--- BEGIN Provided records ---

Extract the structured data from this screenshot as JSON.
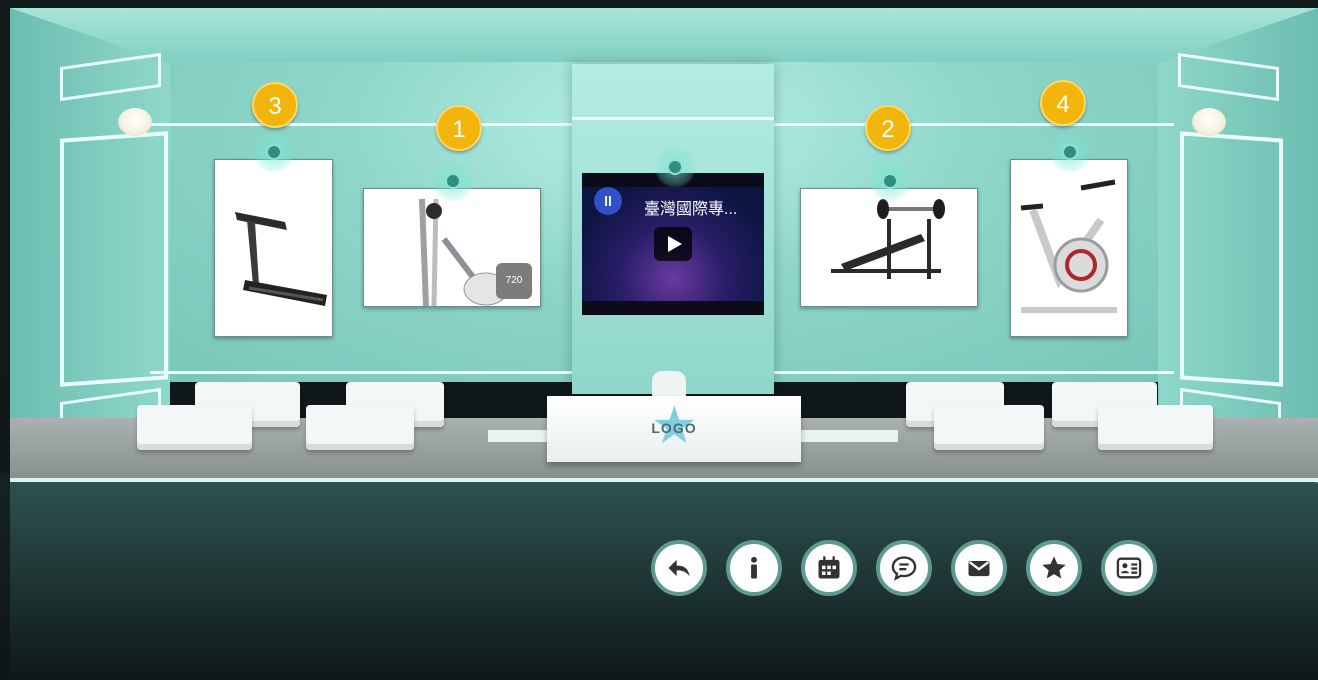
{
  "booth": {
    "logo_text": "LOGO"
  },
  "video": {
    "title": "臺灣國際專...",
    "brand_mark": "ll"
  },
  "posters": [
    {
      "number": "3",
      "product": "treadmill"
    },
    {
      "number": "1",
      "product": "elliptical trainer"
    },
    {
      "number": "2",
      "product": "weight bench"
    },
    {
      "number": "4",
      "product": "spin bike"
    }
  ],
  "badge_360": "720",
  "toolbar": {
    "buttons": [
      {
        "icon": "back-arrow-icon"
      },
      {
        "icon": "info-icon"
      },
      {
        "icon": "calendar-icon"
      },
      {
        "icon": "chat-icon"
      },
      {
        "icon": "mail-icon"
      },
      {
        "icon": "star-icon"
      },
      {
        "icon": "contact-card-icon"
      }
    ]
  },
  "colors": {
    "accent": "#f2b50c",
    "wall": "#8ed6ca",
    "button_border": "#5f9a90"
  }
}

--- END Provided records ---
--- BEGIN Provided records ---

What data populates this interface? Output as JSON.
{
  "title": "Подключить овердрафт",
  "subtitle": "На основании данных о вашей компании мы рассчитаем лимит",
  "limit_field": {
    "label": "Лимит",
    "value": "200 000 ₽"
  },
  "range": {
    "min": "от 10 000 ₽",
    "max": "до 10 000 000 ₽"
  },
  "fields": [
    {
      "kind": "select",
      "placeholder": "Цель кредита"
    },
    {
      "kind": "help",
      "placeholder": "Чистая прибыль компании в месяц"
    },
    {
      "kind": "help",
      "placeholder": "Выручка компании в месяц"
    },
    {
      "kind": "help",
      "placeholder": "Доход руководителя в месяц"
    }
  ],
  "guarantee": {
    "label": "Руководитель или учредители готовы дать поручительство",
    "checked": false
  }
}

--- END Provided records ---

__Work to be completed__. Locate all lines that include the word "product" and copy them out.

__Solved exercise__.
      "product": "treadmill"
      "product": "elliptical trainer"
      "product": "weight bench"
      "product": "spin bike"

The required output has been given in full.